_TASK STATEMENT_
In the material below, the lines containing the word "this" are required; copy each of them.

(A block of data)

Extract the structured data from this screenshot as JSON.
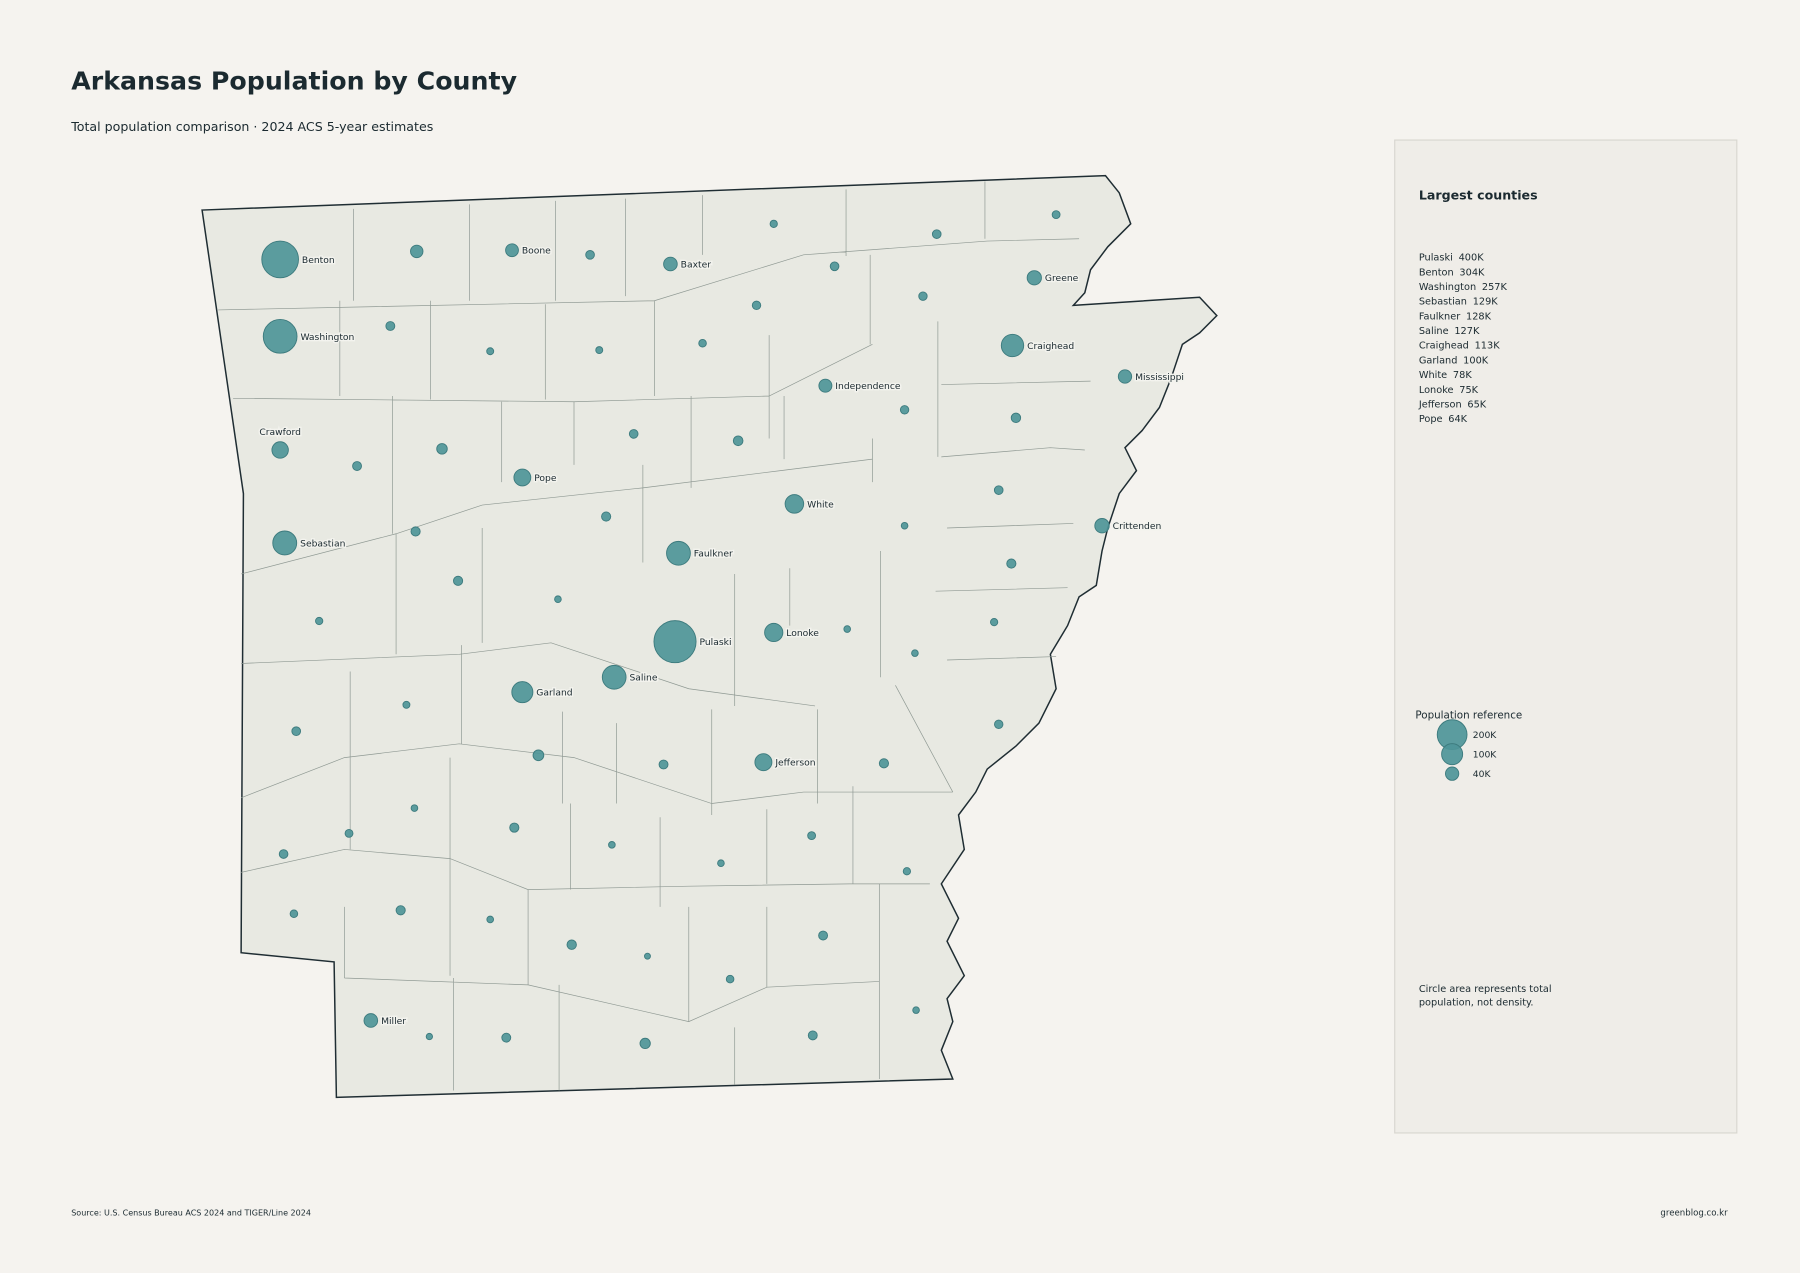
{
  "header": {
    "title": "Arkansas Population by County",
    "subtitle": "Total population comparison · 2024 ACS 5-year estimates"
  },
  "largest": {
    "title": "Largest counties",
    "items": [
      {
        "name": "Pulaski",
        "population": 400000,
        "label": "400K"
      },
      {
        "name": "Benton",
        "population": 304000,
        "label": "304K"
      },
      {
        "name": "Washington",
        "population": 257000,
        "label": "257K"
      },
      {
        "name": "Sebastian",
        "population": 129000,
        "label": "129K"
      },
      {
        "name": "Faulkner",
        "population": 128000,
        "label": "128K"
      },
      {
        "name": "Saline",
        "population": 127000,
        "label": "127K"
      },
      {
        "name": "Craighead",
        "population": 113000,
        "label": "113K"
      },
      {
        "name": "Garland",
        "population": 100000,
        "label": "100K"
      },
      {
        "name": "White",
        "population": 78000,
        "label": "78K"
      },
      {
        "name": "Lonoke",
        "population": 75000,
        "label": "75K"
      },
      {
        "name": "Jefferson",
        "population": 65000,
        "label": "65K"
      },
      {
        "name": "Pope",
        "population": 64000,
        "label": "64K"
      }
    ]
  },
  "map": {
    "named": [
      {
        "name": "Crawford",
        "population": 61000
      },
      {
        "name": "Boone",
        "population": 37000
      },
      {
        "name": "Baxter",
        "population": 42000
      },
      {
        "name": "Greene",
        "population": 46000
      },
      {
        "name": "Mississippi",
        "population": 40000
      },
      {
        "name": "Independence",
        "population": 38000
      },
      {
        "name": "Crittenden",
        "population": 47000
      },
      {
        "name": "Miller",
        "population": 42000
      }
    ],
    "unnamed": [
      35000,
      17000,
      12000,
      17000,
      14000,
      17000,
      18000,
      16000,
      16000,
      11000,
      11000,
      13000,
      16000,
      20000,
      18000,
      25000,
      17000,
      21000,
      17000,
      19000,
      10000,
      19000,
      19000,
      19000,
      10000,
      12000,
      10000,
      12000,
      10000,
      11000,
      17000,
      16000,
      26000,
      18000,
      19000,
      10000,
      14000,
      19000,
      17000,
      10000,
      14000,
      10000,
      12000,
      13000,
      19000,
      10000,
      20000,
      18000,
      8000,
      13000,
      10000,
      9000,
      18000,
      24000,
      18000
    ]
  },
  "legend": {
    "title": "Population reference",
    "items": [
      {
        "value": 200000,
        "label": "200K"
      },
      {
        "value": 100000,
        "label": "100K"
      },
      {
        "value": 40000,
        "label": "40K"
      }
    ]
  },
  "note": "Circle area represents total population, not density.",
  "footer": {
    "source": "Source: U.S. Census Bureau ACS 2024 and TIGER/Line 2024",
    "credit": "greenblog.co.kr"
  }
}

==

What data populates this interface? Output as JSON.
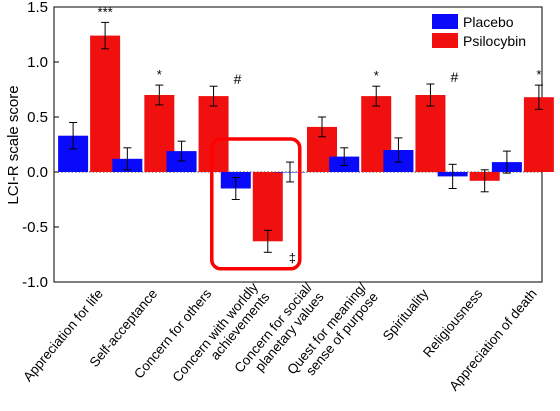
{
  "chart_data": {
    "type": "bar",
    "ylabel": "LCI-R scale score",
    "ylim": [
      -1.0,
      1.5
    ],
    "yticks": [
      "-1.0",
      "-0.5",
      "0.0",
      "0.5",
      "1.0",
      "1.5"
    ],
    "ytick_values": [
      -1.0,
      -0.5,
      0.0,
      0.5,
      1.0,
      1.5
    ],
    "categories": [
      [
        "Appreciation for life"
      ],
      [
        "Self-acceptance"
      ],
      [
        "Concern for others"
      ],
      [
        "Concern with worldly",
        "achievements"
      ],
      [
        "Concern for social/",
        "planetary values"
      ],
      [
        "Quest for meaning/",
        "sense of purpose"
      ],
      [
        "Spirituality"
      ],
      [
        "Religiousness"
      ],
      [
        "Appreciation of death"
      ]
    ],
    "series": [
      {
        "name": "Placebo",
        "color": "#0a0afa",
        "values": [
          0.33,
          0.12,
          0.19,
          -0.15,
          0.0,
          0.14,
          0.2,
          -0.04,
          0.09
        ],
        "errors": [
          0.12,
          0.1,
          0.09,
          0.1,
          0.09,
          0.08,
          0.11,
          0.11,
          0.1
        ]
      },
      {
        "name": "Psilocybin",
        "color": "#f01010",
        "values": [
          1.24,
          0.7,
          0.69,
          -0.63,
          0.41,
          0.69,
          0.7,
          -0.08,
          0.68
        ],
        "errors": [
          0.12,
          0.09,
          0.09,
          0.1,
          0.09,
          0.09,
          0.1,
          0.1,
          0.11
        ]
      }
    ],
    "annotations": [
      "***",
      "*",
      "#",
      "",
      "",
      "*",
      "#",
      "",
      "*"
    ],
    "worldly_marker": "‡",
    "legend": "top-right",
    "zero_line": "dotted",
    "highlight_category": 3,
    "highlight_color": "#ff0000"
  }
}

...

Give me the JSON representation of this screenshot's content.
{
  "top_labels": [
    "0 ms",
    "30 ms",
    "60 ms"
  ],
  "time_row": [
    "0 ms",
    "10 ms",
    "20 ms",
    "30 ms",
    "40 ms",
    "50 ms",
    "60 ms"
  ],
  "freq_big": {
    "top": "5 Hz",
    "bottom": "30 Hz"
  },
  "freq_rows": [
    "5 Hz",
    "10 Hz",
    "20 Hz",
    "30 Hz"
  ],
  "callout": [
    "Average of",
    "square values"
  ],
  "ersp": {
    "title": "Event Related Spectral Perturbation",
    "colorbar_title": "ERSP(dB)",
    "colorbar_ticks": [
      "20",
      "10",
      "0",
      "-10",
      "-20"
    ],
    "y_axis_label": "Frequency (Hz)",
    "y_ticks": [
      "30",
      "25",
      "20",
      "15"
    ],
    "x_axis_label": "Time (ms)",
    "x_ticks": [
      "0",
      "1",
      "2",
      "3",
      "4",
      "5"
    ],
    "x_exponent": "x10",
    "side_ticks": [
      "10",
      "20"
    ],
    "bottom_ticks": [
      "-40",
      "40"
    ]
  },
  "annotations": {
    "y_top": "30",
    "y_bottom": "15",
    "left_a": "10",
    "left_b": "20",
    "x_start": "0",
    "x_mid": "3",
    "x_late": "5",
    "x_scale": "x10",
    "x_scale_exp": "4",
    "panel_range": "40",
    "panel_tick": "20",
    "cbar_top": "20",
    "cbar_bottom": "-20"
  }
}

_TASK RESULT_
Extract the structured data from this screenshot as JSON.
What data populates this interface? Output as JSON.
Give me the JSON representation of this screenshot's content.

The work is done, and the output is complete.